* PAGE EXCERPT:
========

Capital Imagery and the Traces of the Living
Johan Hartle

The Latin-derived term capital (as echoed in “capital crime” or “capital punishment”) refers to a crime for which one has to pay with one’s life, or more literally (going back to the original caput) one’s head. Also in the Marxist sense of the term and in Marx’s own metaphor, as coagulated “living labour,” or, more explicitly, “dead labour,” capital is linked to death in various ways.

Along these lines, Zachary Formwalt’s reflections on the history of photography are dealing with various forms of capital imagery as well. His materialist approach to the history of photography—embedding the successive development of the medium in the histories of finance, capital accumulation, and urban development—not only emphasizes photography’s structural analogies with the history and development of capital (the effect that the development of capitalism, economic crises, the stock market, bankers, etc. have played in it); it also points to the potential of photography as a space for that which it tends to repress: moving, acting, and productive bodies.

========

* WRITTEN PROBLEM 1: In the essay excerpt on capital imagery, translate this sentence into Spanish: "Along these lines, Zachary Formwalt’s reflections on the history of photography are dealing with various forms of capital imagery as well."
* WRITTEN PROBLEM 2: According to the essay excerpt on capital imagery, what original Latin word does the term "capital" go back to?
* WRITTEN PROBLEM 3: List the histories in which, according to the essay excerpt on capital imagery, Formwalt's materialist approach embeds the development of photography.

========

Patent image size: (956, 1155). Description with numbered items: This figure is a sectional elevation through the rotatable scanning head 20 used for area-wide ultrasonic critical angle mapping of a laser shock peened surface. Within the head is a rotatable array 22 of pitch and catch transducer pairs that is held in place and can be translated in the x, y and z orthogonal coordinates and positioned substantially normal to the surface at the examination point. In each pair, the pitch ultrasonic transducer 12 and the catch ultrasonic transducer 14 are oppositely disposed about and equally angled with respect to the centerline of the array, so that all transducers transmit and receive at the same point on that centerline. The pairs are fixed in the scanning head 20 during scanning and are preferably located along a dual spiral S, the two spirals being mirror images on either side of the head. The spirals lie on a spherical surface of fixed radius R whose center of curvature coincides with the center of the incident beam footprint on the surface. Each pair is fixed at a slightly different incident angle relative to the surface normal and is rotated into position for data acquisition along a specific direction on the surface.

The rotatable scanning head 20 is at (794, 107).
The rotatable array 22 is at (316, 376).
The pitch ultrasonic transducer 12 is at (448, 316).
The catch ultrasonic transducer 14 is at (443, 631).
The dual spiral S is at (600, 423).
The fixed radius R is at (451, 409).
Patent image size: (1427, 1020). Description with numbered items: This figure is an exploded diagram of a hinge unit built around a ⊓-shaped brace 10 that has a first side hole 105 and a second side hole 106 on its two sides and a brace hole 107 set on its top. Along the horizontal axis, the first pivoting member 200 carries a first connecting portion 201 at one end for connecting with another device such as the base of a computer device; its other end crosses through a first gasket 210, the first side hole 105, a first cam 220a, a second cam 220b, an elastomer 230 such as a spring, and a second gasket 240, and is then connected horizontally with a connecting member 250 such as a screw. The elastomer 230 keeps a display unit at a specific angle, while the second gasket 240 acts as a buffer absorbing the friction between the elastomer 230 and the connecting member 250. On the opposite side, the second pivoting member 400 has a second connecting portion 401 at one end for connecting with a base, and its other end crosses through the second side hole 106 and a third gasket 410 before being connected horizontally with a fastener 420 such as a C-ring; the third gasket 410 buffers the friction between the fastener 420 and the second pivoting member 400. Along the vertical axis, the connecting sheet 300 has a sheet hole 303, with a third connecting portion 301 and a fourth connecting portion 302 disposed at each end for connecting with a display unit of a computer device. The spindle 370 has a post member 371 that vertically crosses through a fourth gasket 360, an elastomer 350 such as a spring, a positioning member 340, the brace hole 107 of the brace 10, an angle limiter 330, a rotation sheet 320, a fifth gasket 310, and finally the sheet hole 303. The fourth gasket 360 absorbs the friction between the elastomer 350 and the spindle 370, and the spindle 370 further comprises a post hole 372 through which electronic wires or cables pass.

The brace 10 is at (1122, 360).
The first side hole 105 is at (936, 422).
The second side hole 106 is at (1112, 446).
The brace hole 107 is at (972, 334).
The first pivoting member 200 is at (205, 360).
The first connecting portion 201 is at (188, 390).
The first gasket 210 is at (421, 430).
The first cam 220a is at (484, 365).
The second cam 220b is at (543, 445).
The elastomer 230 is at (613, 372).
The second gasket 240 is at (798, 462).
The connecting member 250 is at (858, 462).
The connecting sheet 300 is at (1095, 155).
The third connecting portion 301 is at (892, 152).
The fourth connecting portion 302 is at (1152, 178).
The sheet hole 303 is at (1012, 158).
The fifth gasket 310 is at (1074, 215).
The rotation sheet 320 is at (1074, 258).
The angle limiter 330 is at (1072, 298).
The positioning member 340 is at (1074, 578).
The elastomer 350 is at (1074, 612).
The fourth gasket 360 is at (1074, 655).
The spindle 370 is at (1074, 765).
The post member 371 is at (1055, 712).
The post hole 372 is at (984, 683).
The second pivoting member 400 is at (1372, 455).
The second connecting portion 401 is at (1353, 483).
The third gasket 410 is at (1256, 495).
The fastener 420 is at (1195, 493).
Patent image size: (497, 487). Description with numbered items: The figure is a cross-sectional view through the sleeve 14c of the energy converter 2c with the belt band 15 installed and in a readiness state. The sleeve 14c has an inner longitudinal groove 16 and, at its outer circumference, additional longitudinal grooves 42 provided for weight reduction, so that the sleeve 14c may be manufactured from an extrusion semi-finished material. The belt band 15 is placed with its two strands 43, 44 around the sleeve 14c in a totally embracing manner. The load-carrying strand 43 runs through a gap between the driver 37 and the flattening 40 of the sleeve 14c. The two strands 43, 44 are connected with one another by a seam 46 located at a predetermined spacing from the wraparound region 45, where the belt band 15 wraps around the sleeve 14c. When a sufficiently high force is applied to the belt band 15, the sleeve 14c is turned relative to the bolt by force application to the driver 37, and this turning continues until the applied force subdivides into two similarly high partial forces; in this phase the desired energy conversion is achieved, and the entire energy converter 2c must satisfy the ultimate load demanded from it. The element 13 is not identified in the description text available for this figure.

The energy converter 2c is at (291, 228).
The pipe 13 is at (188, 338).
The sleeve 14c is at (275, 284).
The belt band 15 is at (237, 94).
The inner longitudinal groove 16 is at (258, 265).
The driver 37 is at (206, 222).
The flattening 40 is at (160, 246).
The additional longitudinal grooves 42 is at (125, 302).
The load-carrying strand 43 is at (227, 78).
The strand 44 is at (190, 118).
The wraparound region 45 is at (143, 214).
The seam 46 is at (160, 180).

========

* EXPECTED ANSWER 1: En esta misma línea, las reflexiones de Zachary Formwalt sobre la historia de la fotografía también abordan diversas formas de imaginería del capital.

* EXPECTED ANSWER 2: Caput.

* EXPECTED ANSWER 3:
- Finance
- Capital accumulation
- Urban development